## GOAL
Make an exact copy of all the data.

== GIVEN RECORDS

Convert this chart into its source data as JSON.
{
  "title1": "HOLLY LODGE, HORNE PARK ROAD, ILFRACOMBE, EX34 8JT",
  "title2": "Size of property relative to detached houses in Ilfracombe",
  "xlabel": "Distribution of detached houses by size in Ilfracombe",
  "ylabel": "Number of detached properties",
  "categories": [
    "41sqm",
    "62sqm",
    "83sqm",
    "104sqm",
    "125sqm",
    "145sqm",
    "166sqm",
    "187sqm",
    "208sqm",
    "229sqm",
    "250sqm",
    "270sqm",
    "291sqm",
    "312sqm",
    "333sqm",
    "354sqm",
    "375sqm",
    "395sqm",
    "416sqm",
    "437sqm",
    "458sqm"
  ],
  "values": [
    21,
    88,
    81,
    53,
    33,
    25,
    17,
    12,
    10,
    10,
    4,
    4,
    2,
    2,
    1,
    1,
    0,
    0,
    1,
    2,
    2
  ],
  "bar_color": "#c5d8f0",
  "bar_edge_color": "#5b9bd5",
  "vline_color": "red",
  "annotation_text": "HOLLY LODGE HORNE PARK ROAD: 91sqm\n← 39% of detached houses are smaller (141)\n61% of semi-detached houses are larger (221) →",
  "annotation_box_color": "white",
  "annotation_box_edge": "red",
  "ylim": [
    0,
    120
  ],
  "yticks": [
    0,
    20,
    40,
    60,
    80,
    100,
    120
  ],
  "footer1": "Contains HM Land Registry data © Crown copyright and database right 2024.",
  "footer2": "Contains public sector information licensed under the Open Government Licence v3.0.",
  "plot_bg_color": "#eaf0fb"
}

====

## EXPECTED ANSWER
Convert this chart into its source data as JSON.
{
  "title1": "HOLLY LODGE, HORNE PARK ROAD, ILFRACOMBE, EX34 8JT",
  "title2": "Size of property relative to detached houses in Ilfracombe",
  "xlabel": "Distribution of detached houses by size in Ilfracombe",
  "ylabel": "Number of detached properties",
  "categories": [
    "41sqm",
    "62sqm",
    "83sqm",
    "104sqm",
    "125sqm",
    "145sqm",
    "166sqm",
    "187sqm",
    "208sqm",
    "229sqm",
    "250sqm",
    "270sqm",
    "291sqm",
    "312sqm",
    "333sqm",
    "354sqm",
    "375sqm",
    "395sqm",
    "416sqm",
    "437sqm",
    "458sqm"
  ],
  "values": [
    21,
    88,
    81,
    53,
    33,
    25,
    17,
    12,
    10,
    10,
    4,
    4,
    2,
    2,
    1,
    1,
    0,
    0,
    1,
    2,
    2
  ],
  "bar_color": "#c5d8f0",
  "bar_edge_color": "#5b9bd5",
  "vline_color": "red",
  "annotation_text": "HOLLY LODGE HORNE PARK ROAD: 91sqm\n← 39% of detached houses are smaller (141)\n61% of semi-detached houses are larger (221) →",
  "annotation_box_color": "white",
  "annotation_box_edge": "red",
  "ylim": [
    0,
    120
  ],
  "yticks": [
    0,
    20,
    40,
    60,
    80,
    100,
    120
  ],
  "footer1": "Contains HM Land Registry data © Crown copyright and database right 2024.",
  "footer2": "Contains public sector information licensed under the Open Government Licence v3.0.",
  "plot_bg_color": "#eaf0fb"
}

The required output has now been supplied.